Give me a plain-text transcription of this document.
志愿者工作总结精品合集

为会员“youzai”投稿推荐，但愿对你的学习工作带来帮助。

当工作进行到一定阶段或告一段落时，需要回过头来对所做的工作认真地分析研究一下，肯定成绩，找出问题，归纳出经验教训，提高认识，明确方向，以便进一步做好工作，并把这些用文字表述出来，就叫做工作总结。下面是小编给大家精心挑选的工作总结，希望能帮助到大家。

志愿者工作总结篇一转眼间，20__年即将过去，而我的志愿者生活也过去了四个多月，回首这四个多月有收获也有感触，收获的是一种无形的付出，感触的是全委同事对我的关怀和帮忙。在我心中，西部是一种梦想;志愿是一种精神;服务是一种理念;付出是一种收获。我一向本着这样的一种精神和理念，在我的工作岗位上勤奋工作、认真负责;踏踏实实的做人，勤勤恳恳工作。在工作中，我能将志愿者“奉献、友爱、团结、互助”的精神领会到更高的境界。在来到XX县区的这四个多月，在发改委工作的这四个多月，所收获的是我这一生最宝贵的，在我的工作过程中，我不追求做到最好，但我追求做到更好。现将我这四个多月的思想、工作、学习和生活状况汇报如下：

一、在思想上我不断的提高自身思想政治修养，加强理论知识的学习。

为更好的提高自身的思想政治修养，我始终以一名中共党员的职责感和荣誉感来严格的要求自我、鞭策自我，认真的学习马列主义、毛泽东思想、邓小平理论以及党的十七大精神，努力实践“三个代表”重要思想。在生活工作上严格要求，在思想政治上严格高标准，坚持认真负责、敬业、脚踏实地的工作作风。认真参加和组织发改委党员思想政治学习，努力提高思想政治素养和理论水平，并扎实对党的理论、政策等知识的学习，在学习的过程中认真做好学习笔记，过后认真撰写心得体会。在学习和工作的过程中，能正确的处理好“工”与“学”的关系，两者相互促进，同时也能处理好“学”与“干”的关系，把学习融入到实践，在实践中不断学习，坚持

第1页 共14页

*DIRECTIONS FOR THIS TASK*: Give the listing above again, word for word.

*RESULT FOR THIS TASK*:
Give me a plain-text transcription of this document.
志愿者工作总结精品合集

为会员“youzai”投稿推荐，但愿对你的学习工作带来帮助。

当工作进行到一定阶段或告一段落时，需要回过头来对所做的工作认真地分析研究一下，肯定成绩，找出问题，归纳出经验教训，提高认识，明确方向，以便进一步做好工作，并把这些用文字表述出来，就叫做工作总结。下面是小编给大家精心挑选的工作总结，希望能帮助到大家。

志愿者工作总结篇一转眼间，20__年即将过去，而我的志愿者生活也过去了四个多月，回首这四个多月有收获也有感触，收获的是一种无形的付出，感触的是全委同事对我的关怀和帮忙。在我心中，西部是一种梦想;志愿是一种精神;服务是一种理念;付出是一种收获。我一向本着这样的一种精神和理念，在我的工作岗位上勤奋工作、认真负责;踏踏实实的做人，勤勤恳恳工作。在工作中，我能将志愿者“奉献、友爱、团结、互助”的精神领会到更高的境界。在来到XX县区的这四个多月，在发改委工作的这四个多月，所收获的是我这一生最宝贵的，在我的工作过程中，我不追求做到最好，但我追求做到更好。现将我这四个多月的思想、工作、学习和生活状况汇报如下：

一、在思想上我不断的提高自身思想政治修养，加强理论知识的学习。

为更好的提高自身的思想政治修养，我始终以一名中共党员的职责感和荣誉感来严格的要求自我、鞭策自我，认真的学习马列主义、毛泽东思想、邓小平理论以及党的十七大精神，努力实践“三个代表”重要思想。在生活工作上严格要求，在思想政治上严格高标准，坚持认真负责、敬业、脚踏实地的工作作风。认真参加和组织发改委党员思想政治学习，努力提高思想政治素养和理论水平，并扎实对党的理论、政策等知识的学习，在学习的过程中认真做好学习笔记，过后认真撰写心得体会。在学习和工作的过程中，能正确的处理好“工”与“学”的关系，两者相互促进，同时也能处理好“学”与“干”的关系，把学习融入到实践，在实践中不断学习，坚持

第1页 共14页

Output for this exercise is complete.